## START DATA EXTRACT

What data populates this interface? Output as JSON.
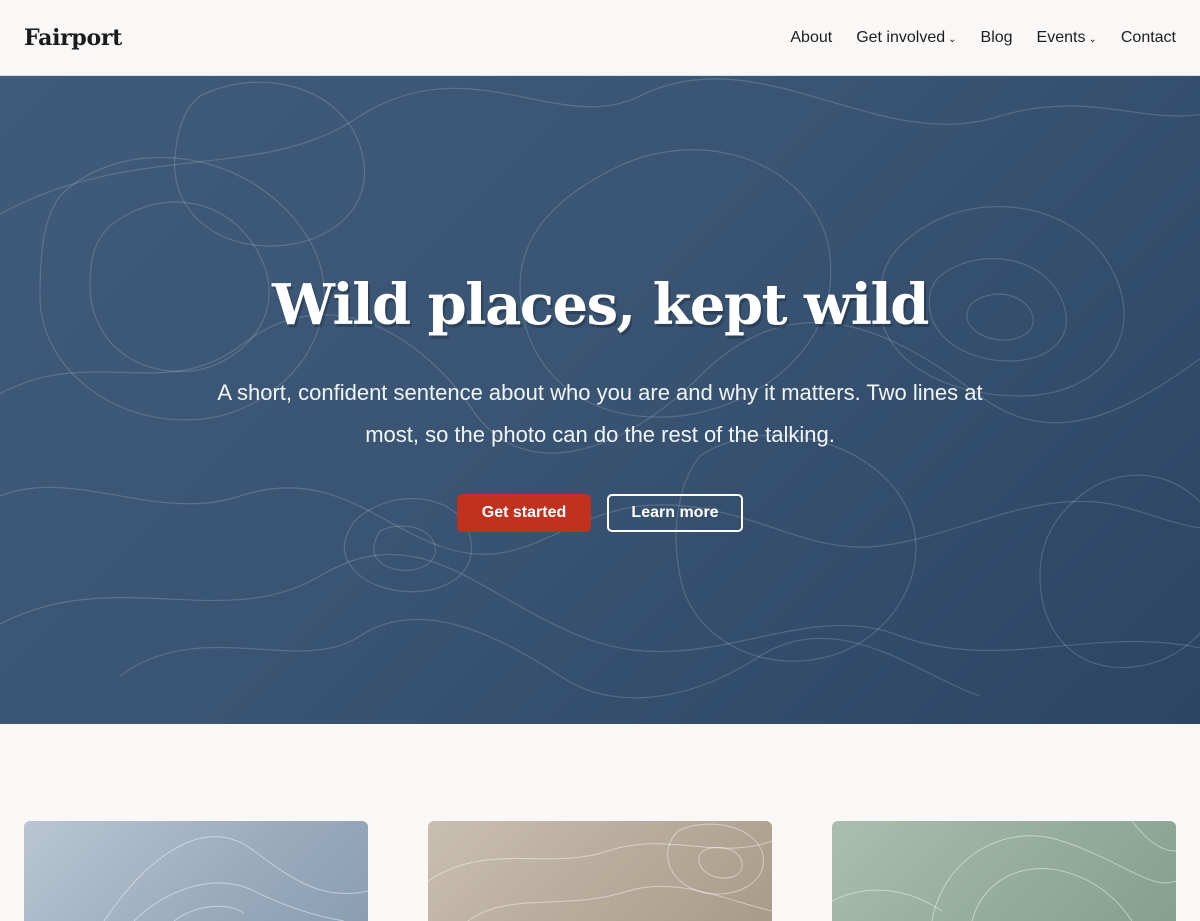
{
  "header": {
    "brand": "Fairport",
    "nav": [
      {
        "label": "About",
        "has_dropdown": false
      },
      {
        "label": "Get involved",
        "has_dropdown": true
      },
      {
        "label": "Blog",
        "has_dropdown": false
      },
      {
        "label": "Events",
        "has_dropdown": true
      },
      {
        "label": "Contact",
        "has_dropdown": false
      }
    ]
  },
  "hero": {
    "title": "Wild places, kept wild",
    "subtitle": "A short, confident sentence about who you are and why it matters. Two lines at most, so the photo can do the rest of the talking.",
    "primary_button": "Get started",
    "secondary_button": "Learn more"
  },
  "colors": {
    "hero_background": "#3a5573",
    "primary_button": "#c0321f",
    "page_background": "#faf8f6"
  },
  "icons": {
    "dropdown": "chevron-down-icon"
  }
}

## END DATA EXTRACT
## START DATA EXTRACT

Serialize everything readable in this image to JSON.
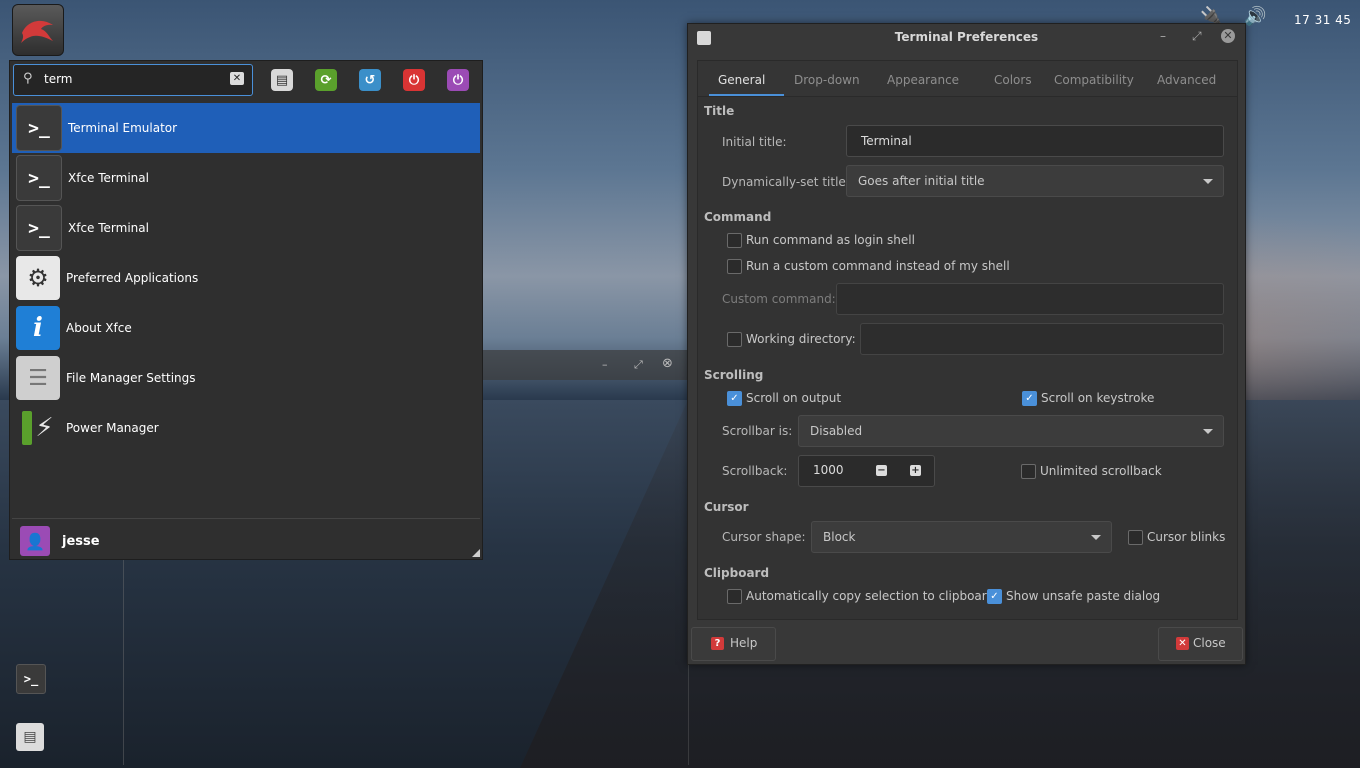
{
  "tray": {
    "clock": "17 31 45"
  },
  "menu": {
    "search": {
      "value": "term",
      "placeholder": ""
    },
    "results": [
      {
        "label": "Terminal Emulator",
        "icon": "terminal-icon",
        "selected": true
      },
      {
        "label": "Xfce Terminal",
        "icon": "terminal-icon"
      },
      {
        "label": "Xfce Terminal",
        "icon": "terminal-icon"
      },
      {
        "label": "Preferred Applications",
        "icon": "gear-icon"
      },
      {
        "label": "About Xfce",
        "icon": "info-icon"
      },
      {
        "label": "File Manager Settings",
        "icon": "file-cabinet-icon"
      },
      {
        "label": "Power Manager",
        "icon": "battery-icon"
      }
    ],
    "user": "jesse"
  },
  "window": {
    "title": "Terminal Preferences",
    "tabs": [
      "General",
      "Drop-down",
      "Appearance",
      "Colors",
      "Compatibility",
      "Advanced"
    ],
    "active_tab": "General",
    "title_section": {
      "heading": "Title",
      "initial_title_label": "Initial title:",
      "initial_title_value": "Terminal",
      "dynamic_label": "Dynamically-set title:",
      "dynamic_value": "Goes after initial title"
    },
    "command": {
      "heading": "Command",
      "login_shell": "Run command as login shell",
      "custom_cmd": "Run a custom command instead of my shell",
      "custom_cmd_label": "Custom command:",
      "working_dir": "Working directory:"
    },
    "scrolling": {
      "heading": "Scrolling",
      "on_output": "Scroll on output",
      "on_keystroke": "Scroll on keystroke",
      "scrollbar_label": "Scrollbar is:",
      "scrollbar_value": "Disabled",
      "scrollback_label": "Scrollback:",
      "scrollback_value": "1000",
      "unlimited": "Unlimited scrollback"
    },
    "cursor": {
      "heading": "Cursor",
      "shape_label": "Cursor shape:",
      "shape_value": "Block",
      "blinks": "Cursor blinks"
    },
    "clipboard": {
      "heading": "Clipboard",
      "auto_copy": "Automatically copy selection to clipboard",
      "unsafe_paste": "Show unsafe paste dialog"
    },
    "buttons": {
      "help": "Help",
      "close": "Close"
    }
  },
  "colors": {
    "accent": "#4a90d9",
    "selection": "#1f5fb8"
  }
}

## END DATA EXTRACT

Check each line above for the word "this", and copy the lines where it appears.

What data populates this interface? Output as JSON.
Serialize everything readable in this image to JSON.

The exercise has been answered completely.